* **YOUR OBJECTIVE**
Report every line in the listing that contains the string "табл".

=== DATA LINES ===

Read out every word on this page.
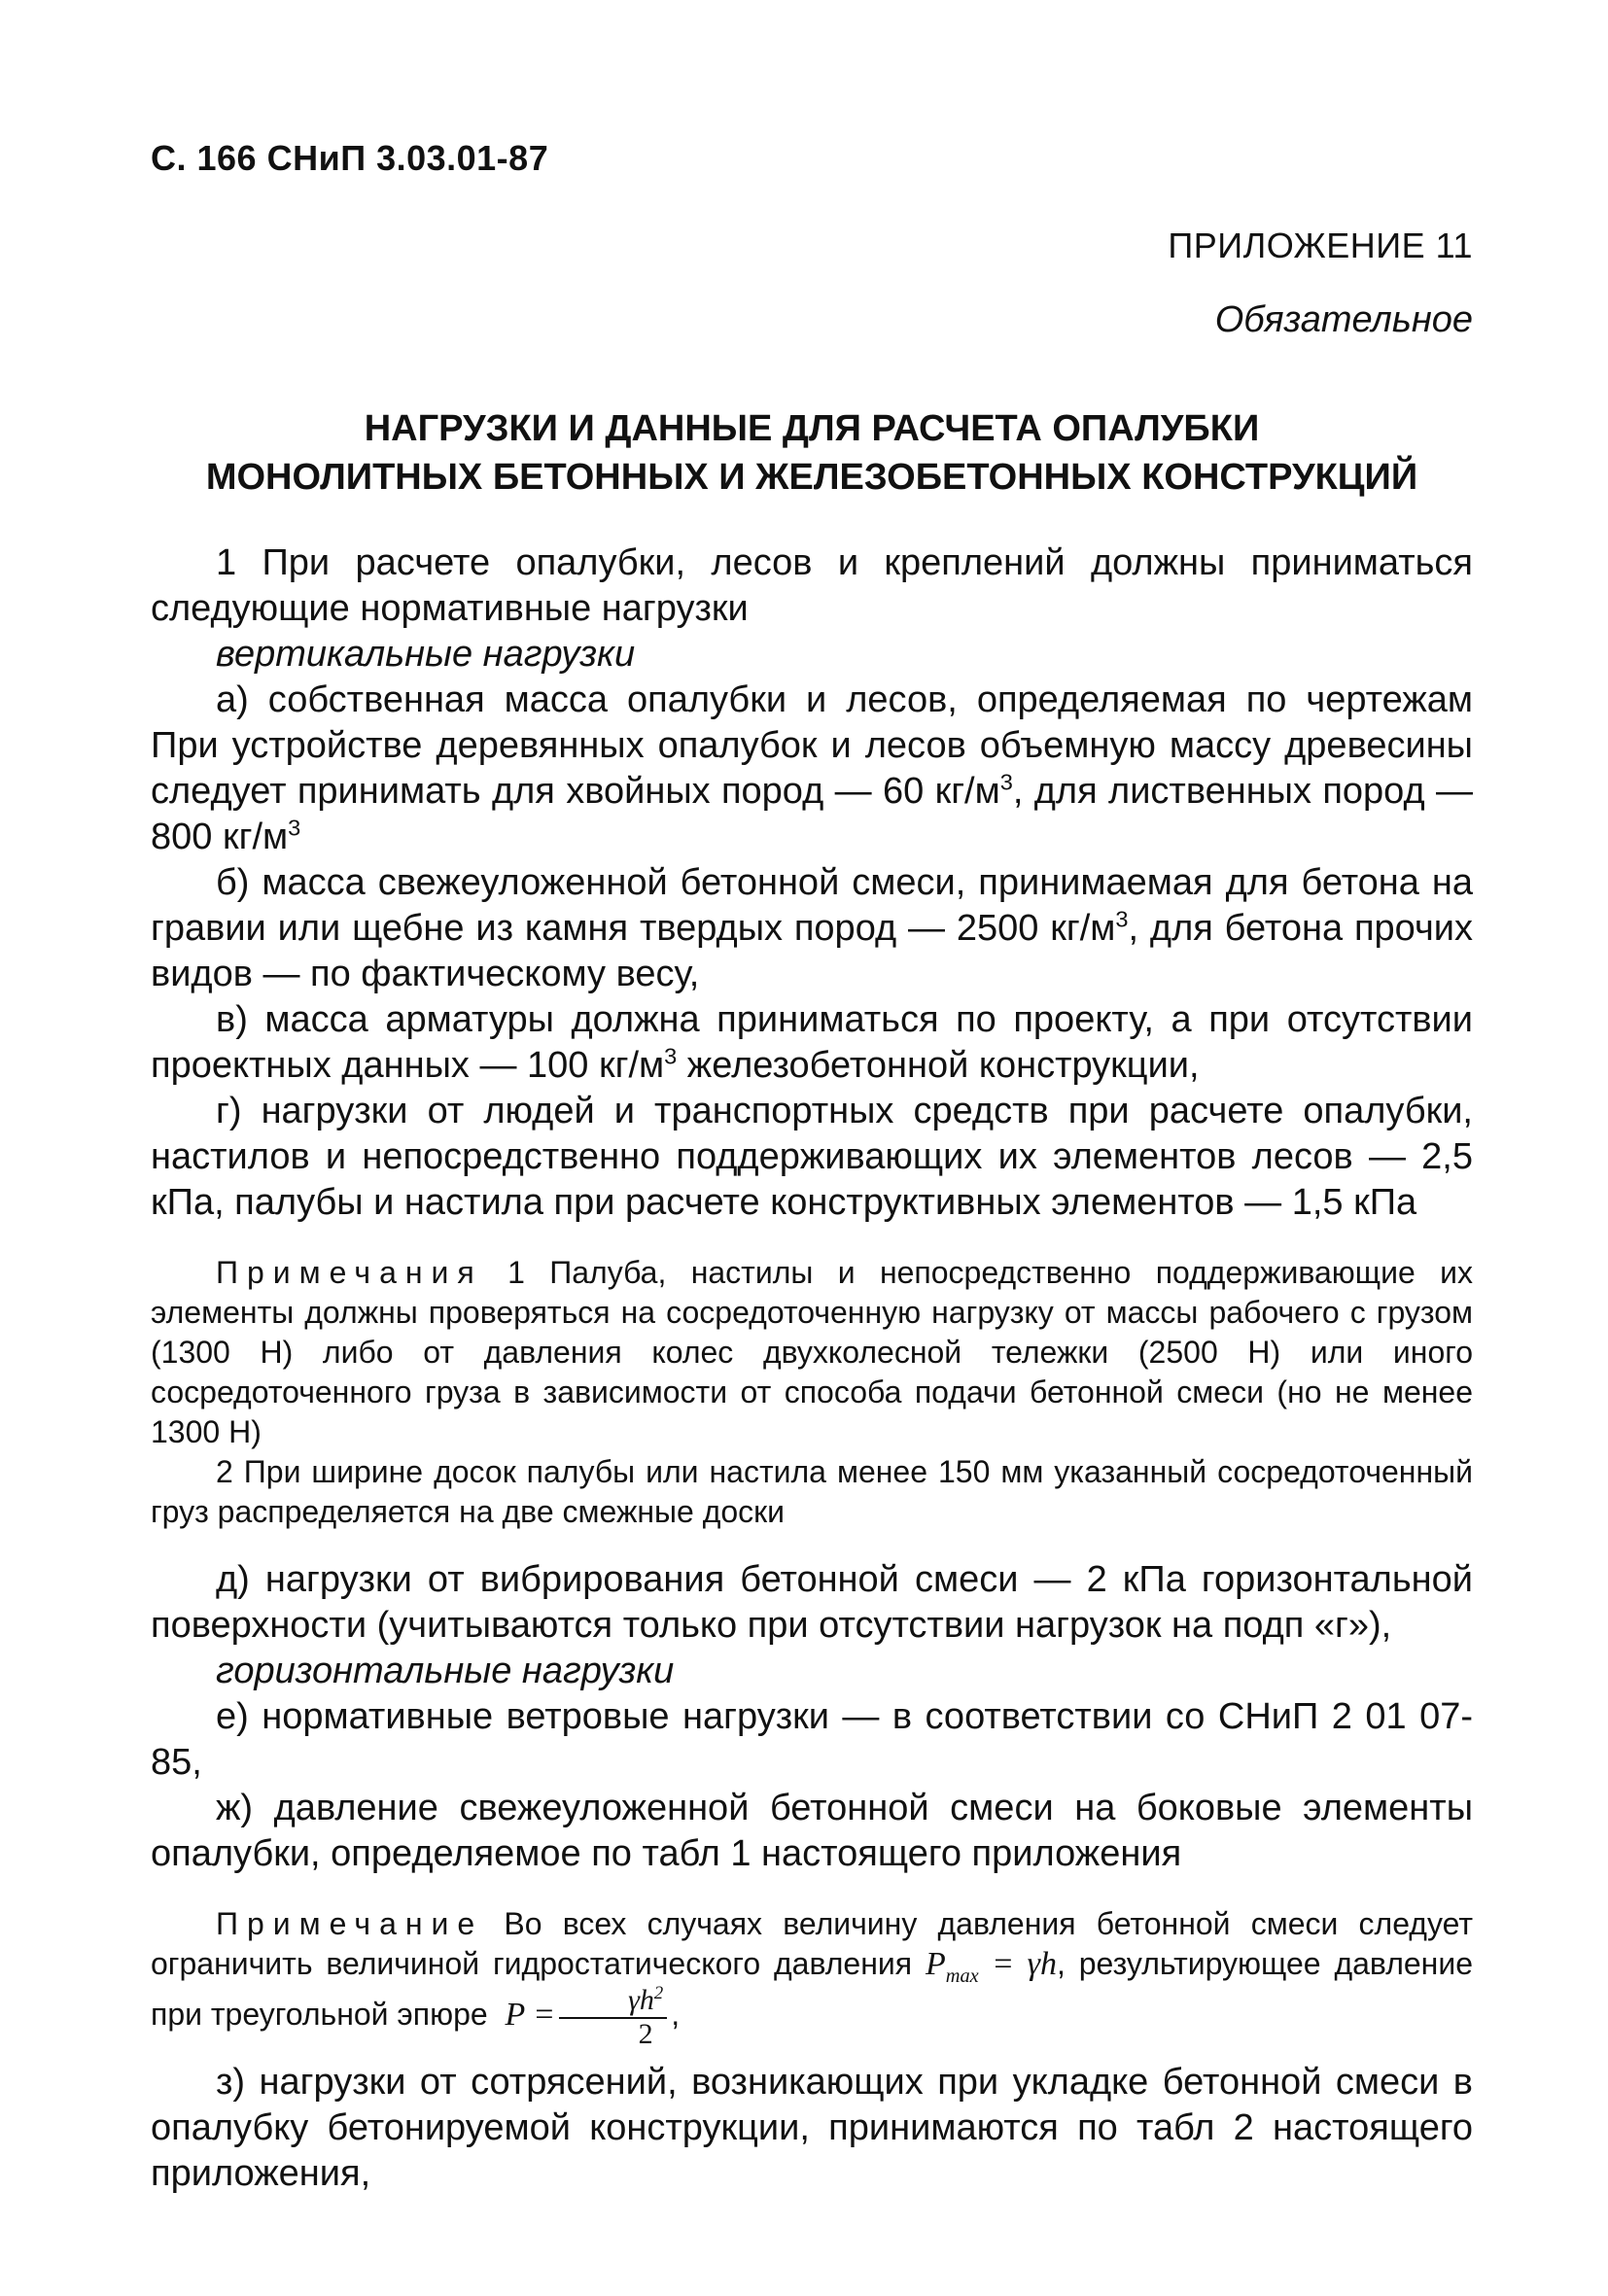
С. 166 СНиП 3.03.01-87
ПРИЛОЖЕНИЕ 11
Обязательное
НАГРУЗКИ И ДАННЫЕ ДЛЯ РАСЧЕТА ОПАЛУБКИ
МОНОЛИТНЫХ БЕТОННЫХ И ЖЕЛЕЗОБЕТОННЫХ КОНСТРУКЦИЙ

1 При расчете опалубки, лесов и креплений должны приниматься следующие нормативные нагрузки

вертикальные нагрузки

а) собственная масса опалубки и лесов, определяемая по чертежам При устройстве деревянных опалубок и лесов объемную массу древесины следует принимать для хвойных пород — 60 $кг/м^3$, для лиственных пород — 800 $кг/м^3$

б) масса свежеуложенной бетонной смеси, принимаемая для бетона на гравии или щебне из камня твердых пород — 2500 $кг/м^3$, для бетона прочих видов — по фактическому весу,

в) масса арматуры должна приниматься по проекту, а при отсутствии проектных данных — 100 $кг/м^3$ железобетонной конструкции,

г) нагрузки от людей и транспортных средств при расчете опалубки, настилов и непосредственно поддерживающих их элементов лесов — 2,5 кПа, палубы и настила при расчете конструктивных элементов — 1,5 кПа

Примечания 1 Палуба, настилы и непосредственно поддерживающие их элементы должны проверяться на сосредоточенную нагрузку от массы рабочего с грузом (1300 Н) либо от давления колес двухколесной тележки (2500 Н) или иного сосредоточенного груза в зависимости от способа подачи бетонной смеси (но не менее 1300 Н)

2 При ширине досок палубы или настила менее 150 мм указанный сосредоточенный груз распределяется на две смежные доски

д) нагрузки от вибрирования бетонной смеси — 2 кПа горизонтальной поверхности (учитываются только при отсутствии нагрузок на подп «г»),

горизонтальные нагрузки

е) нормативные ветровые нагрузки — в соответствии со СНиП 2 01 07-85,

ж) давление свежеуложенной бетонной смеси на боковые элементы опалубки, определяемое по табл 1 настоящего приложения

Примечание Во всех случаях величину давления бетонной смеси следует ограничить величиной гидростатического давления $P_{max} = \gamma h$, результирующее давление при треугольной эпюре $P = \frac{\gamma h^2}{2}$ ,

з) нагрузки от сотрясений, возникающих при укладке бетонной смеси в опалубку бетонируемой конструкции, принимаются по табл 2 настоящего приложения,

===

* **EXERCISE OUTPUT**
ж) давление свежеуложенной бетонной смеси на боковые элементы опалубки, определяемое по табл 1 настоящего приложения
з) нагрузки от сотрясений, возникающих при укладке бетонной смеси в опалубку бетонируемой конструкции, принимаются по табл 2 настоящего приложения,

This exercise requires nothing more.